Data excerpts:
· · · · · · ·

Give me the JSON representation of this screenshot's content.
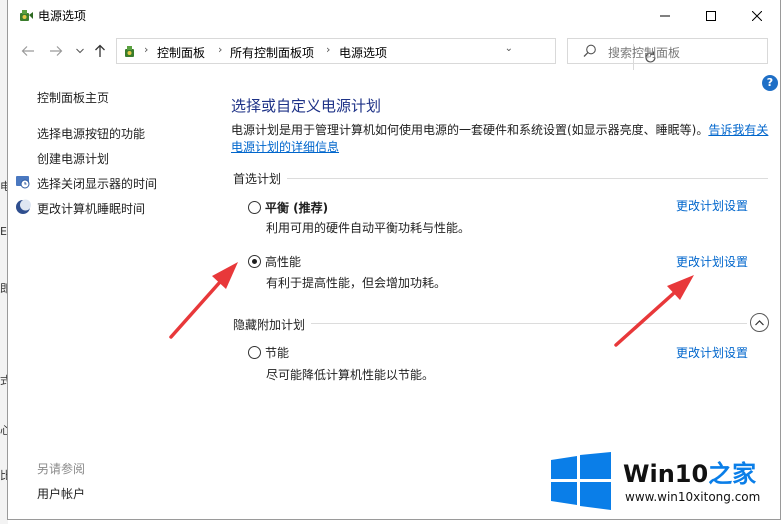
{
  "window": {
    "title": "电源选项"
  },
  "background": {
    "glyphs": [
      "电",
      "E",
      "即",
      "式",
      "心",
      "比"
    ]
  },
  "nav": {
    "breadcrumbs": [
      "控制面板",
      "所有控制面板项",
      "电源选项"
    ],
    "search_placeholder": "搜索控制面板"
  },
  "sidebar": {
    "home": "控制面板主页",
    "items": [
      {
        "label": "选择电源按钮的功能"
      },
      {
        "label": "创建电源计划"
      },
      {
        "label": "选择关闭显示器的时间"
      },
      {
        "label": "更改计算机睡眠时间"
      }
    ],
    "see_also_title": "另请参阅",
    "see_also_items": [
      "用户帐户"
    ]
  },
  "main": {
    "title": "选择或自定义电源计划",
    "description": "电源计划是用于管理计算机如何使用电源的一套硬件和系统设置(如显示器亮度、睡眠等)。",
    "description_link": "告诉我有关电源计划的详细信息",
    "preferred_title": "首选计划",
    "hidden_title": "隐藏附加计划",
    "plans": [
      {
        "name": "平衡 (推荐)",
        "desc": "利用可用的硬件自动平衡功耗与性能。",
        "link": "更改计划设置",
        "selected": false
      },
      {
        "name": "高性能",
        "desc": "有利于提高性能，但会增加功耗。",
        "link": "更改计划设置",
        "selected": true
      },
      {
        "name": "节能",
        "desc": "尽可能降低计算机性能以节能。",
        "link": "更改计划设置",
        "selected": false
      }
    ]
  },
  "watermark": {
    "brand": "Win10",
    "brand_suffix": "之家",
    "url": "www.win10xitong.com"
  },
  "colors": {
    "accent": "#0a7ee8",
    "link": "#0066cc",
    "title": "#1e3287",
    "arrow": "#e8383a"
  }
}
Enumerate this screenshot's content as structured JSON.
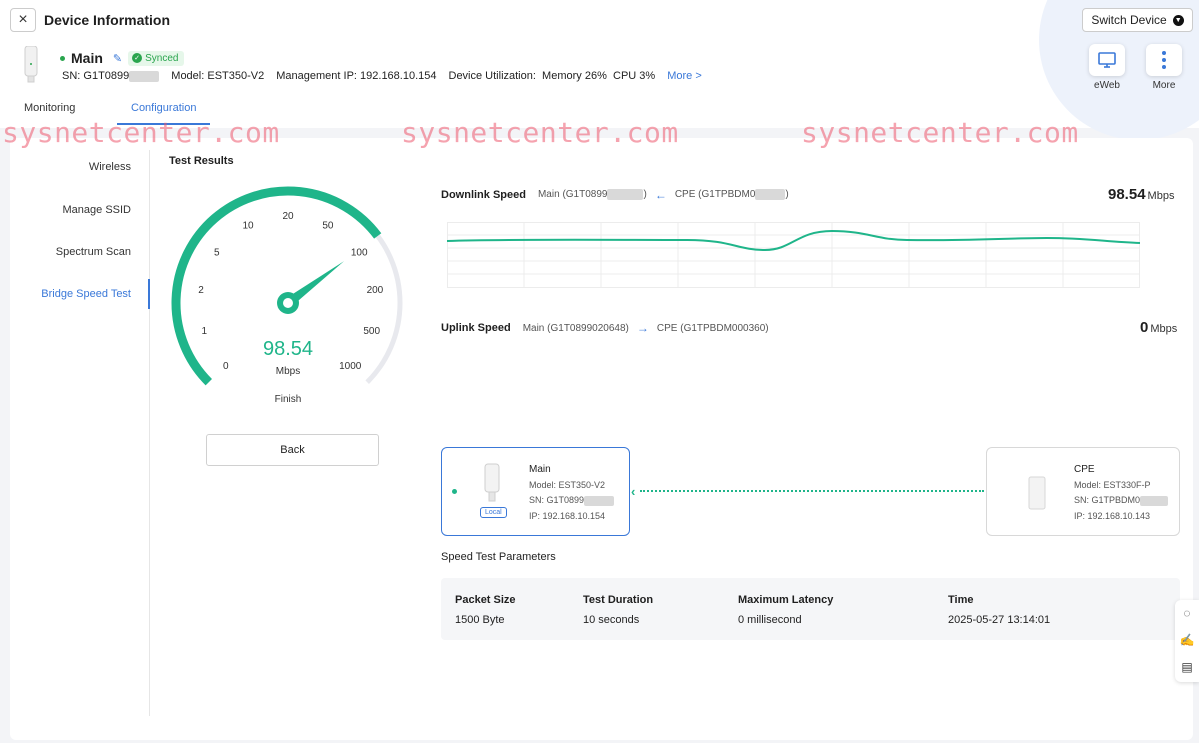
{
  "header": {
    "close_icon": "×",
    "title": "Device Information",
    "switch_device_label": "Switch Device",
    "switch_device_icon": "chevron-down-icon"
  },
  "device": {
    "name": "Main",
    "synced_label": "Synced",
    "sn_label": "SN:",
    "sn_value": "G1T0899",
    "model_label": "Model:",
    "model_value": "EST350-V2",
    "mgmt_ip_label": "Management IP:",
    "mgmt_ip_value": "192.168.10.154",
    "utilization_label": "Device Utilization:",
    "memory_label": "Memory",
    "memory_value": "26%",
    "cpu_label": "CPU",
    "cpu_value": "3%",
    "more_label": "More >"
  },
  "actions": {
    "eweb_label": "eWeb",
    "more_label": "More"
  },
  "tabs": [
    {
      "label": "Monitoring",
      "active": false
    },
    {
      "label": "Configuration",
      "active": true
    }
  ],
  "watermark": "sysnetcenter.com",
  "sidenav": [
    {
      "label": "Wireless",
      "active": false
    },
    {
      "label": "Manage SSID",
      "active": false
    },
    {
      "label": "Spectrum Scan",
      "active": false
    },
    {
      "label": "Bridge Speed Test",
      "active": true
    }
  ],
  "gauge": {
    "section_title": "Test Results",
    "value": "98.54",
    "value_number": 98.54,
    "unit": "Mbps",
    "status": "Finish",
    "ticks": [
      "0",
      "1",
      "2",
      "5",
      "10",
      "20",
      "50",
      "100",
      "200",
      "500",
      "1000"
    ],
    "colors": {
      "fill": "#1fb58a",
      "track": "#e8e9ee"
    }
  },
  "back_label": "Back",
  "downlink": {
    "label": "Downlink Speed",
    "from": "Main",
    "from_sn": "(G1T0899",
    "to": "CPE",
    "to_sn": "(G1TPBDM0",
    "close_paren": ")",
    "value": "98.54",
    "unit": "Mbps"
  },
  "uplink": {
    "label": "Uplink Speed",
    "from": "Main",
    "from_sn": "(G1T0899020648)",
    "to": "CPE",
    "to_sn": "(G1TPBDM000360)",
    "value": "0",
    "unit": "Mbps"
  },
  "main_card": {
    "name": "Main",
    "model": "Model:  EST350-V2",
    "sn": "SN:  G1T0899",
    "ip": "IP:  192.168.10.154",
    "badge": "Local"
  },
  "cpe_card": {
    "name": "CPE",
    "model": "Model:  EST330F-P",
    "sn": "SN:  G1TPBDM0",
    "ip": "IP:  192.168.10.143"
  },
  "params": {
    "title": "Speed Test Parameters",
    "packet_size_label": "Packet Size",
    "packet_size_value": "1500 Byte",
    "duration_label": "Test Duration",
    "duration_value": "10 seconds",
    "latency_label": "Maximum Latency",
    "latency_value": "0 millisecond",
    "time_label": "Time",
    "time_value": "2025-05-27 13:14:01"
  },
  "accent_color": "#3a78d8",
  "link_color": "#1fb58a"
}
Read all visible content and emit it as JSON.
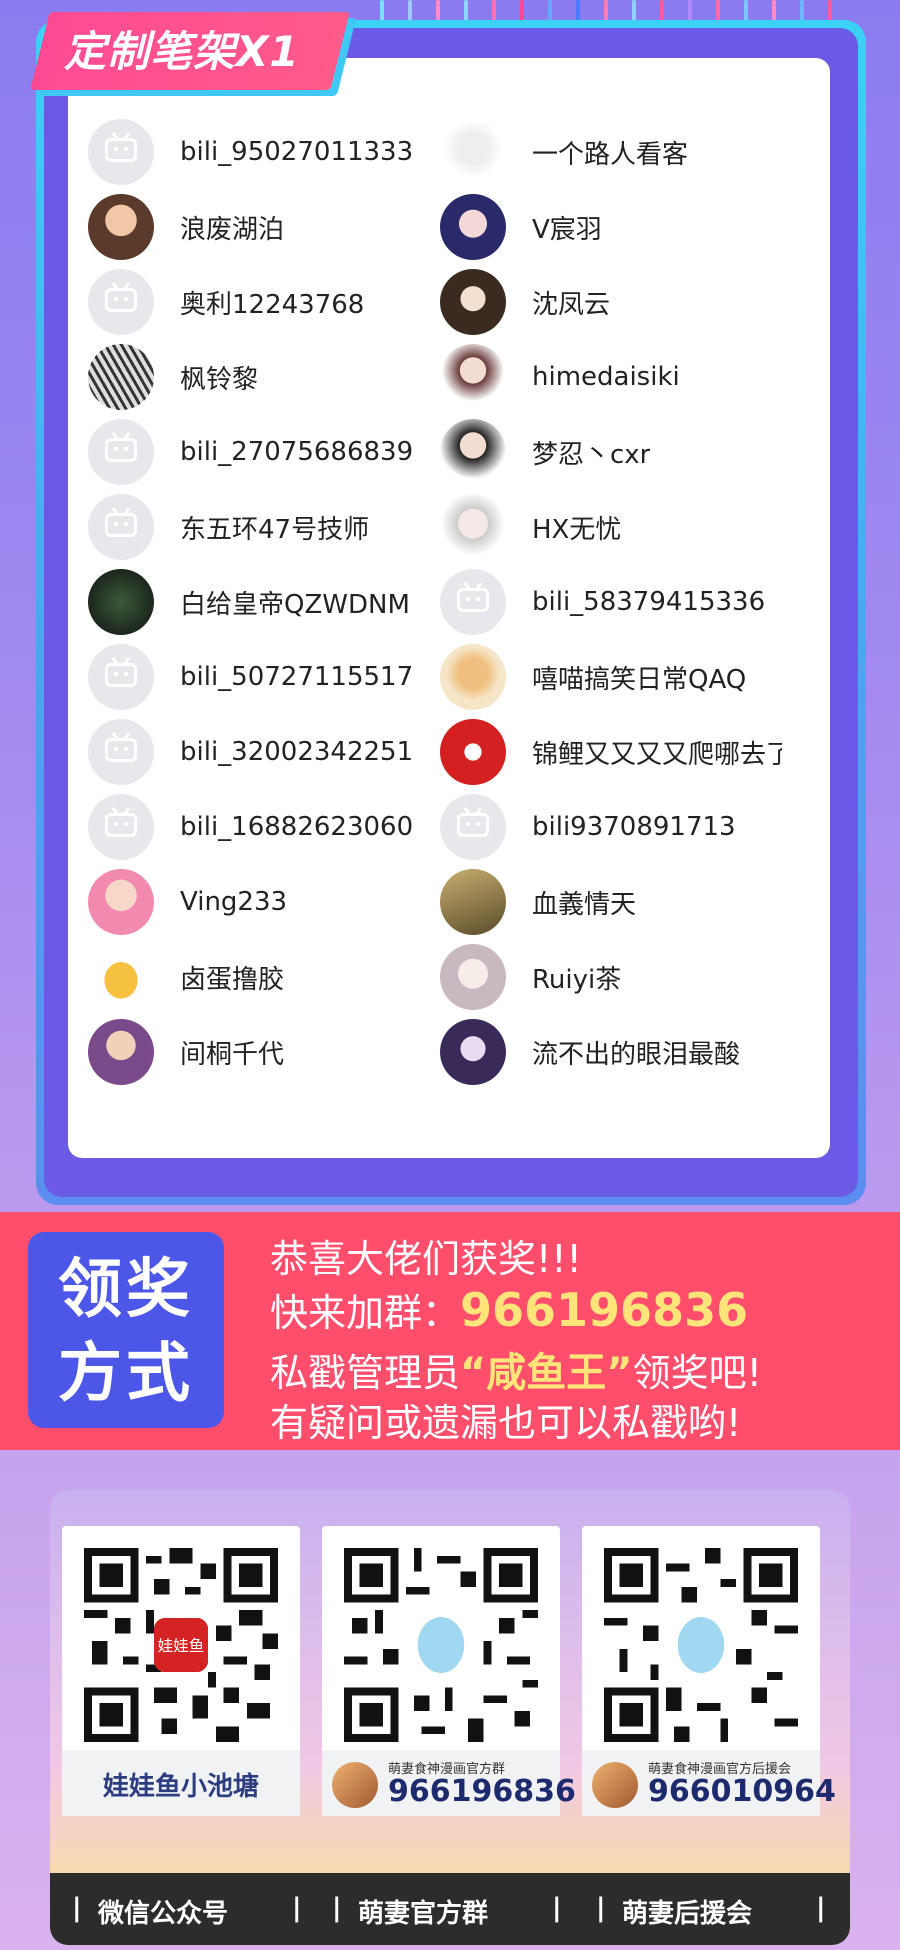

· · · · · · ·

Work to do: Keep the pictures out of your copy, and repeat every entry above exactly.

Exercise answer:
Give me the JSON representation of this screenshot's content.
{
  "window": {
    "title": "电源选项"
  },
  "background": {
    "glyphs": [
      "电",
      "E",
      "即",
      "式",
      "心",
      "比"
    ]
  },
  "nav": {
    "breadcrumbs": [
      "控制面板",
      "所有控制面板项",
      "电源选项"
    ],
    "search_placeholder": "搜索控制面板"
  },
  "sidebar": {
    "home": "控制面板主页",
    "items": [
      {
        "label": "选择电源按钮的功能"
      },
      {
        "label": "创建电源计划"
      },
      {
        "label": "选择关闭显示器的时间"
      },
      {
        "label": "更改计算机睡眠时间"
      }
    ],
    "see_also_title": "另请参阅",
    "see_also_items": [
      "用户帐户"
    ]
  },
  "main": {
    "title": "选择或自定义电源计划",
    "description": "电源计划是用于管理计算机如何使用电源的一套硬件和系统设置(如显示器亮度、睡眠等)。",
    "description_link": "告诉我有关电源计划的详细信息",
    "preferred_title": "首选计划",
    "hidden_title": "隐藏附加计划",
    "plans": [
      {
        "name": "平衡 (推荐)",
        "desc": "利用可用的硬件自动平衡功耗与性能。",
        "link": "更改计划设置",
        "selected": false
      },
      {
        "name": "高性能",
        "desc": "有利于提高性能，但会增加功耗。",
        "link": "更改计划设置",
        "selected": true
      },
      {
        "name": "节能",
        "desc": "尽可能降低计算机性能以节能。",
        "link": "更改计划设置",
        "selected": false
      }
    ]
  },
  "watermark": {
    "brand": "Win10",
    "brand_suffix": "之家",
    "url": "www.win10xitong.com"
  },
  "colors": {
    "accent": "#0a7ee8",
    "link": "#0066cc",
    "title": "#1e3287",
    "arrow": "#e8383a"
  }
}
Enumerate this screenshot's content as structured JSON.
{
  "header": {
    "close_icon": "×",
    "title": "Device Information",
    "switch_device_label": "Switch Device",
    "switch_device_icon": "chevron-down-icon"
  },
  "device": {
    "name": "Main",
    "synced_label": "Synced",
    "sn_label": "SN:",
    "sn_value": "G1T0899",
    "model_label": "Model:",
    "model_value": "EST350-V2",
    "mgmt_ip_label": "Management IP:",
    "mgmt_ip_value": "192.168.10.154",
    "utilization_label": "Device Utilization:",
    "memory_label": "Memory",
    "memory_value": "26%",
    "cpu_label": "CPU",
    "cpu_value": "3%",
    "more_label": "More >"
  },
  "actions": {
    "eweb_label": "eWeb",
    "more_label": "More"
  },
  "tabs": [
    {
      "label": "Monitoring",
      "active": false
    },
    {
      "label": "Configuration",
      "active": true
    }
  ],
  "watermark": "sysnetcenter.com",
  "sidenav": [
    {
      "label": "Wireless",
      "active": false
    },
    {
      "label": "Manage SSID",
      "active": false
    },
    {
      "label": "Spectrum Scan",
      "active": false
    },
    {
      "label": "Bridge Speed Test",
      "active": true
    }
  ],
  "gauge": {
    "section_title": "Test Results",
    "value": "98.54",
    "value_number": 98.54,
    "unit": "Mbps",
    "status": "Finish",
    "ticks": [
      "0",
      "1",
      "2",
      "5",
      "10",
      "20",
      "50",
      "100",
      "200",
      "500",
      "1000"
    ],
    "colors": {
      "fill": "#1fb58a",
      "track": "#e8e9ee"
    }
  },
  "back_label": "Back",
  "downlink": {
    "label": "Downlink Speed",
    "from": "Main",
    "from_sn": "(G1T0899",
    "to": "CPE",
    "to_sn": "(G1TPBDM0",
    "close_paren": ")",
    "value": "98.54",
    "unit": "Mbps"
  },
  "uplink": {
    "label": "Uplink Speed",
    "from": "Main",
    "from_sn": "(G1T0899020648)",
    "to": "CPE",
    "to_sn": "(G1TPBDM000360)",
    "value": "0",
    "unit": "Mbps"
  },
  "main_card": {
    "name": "Main",
    "model": "Model:  EST350-V2",
    "sn": "SN:  G1T0899",
    "ip": "IP:  192.168.10.154",
    "badge": "Local"
  },
  "cpe_card": {
    "name": "CPE",
    "model": "Model:  EST330F-P",
    "sn": "SN:  G1TPBDM0",
    "ip": "IP:  192.168.10.143"
  },
  "params": {
    "title": "Speed Test Parameters",
    "packet_size_label": "Packet Size",
    "packet_size_value": "1500 Byte",
    "duration_label": "Test Duration",
    "duration_value": "10 seconds",
    "latency_label": "Maximum Latency",
    "latency_value": "0 millisecond",
    "time_label": "Time",
    "time_value": "2025-05-27 13:14:01"
  },
  "accent_color": "#3a78d8",
  "link_color": "#1fb58a"
}
Read all visible content and emit it as JSON.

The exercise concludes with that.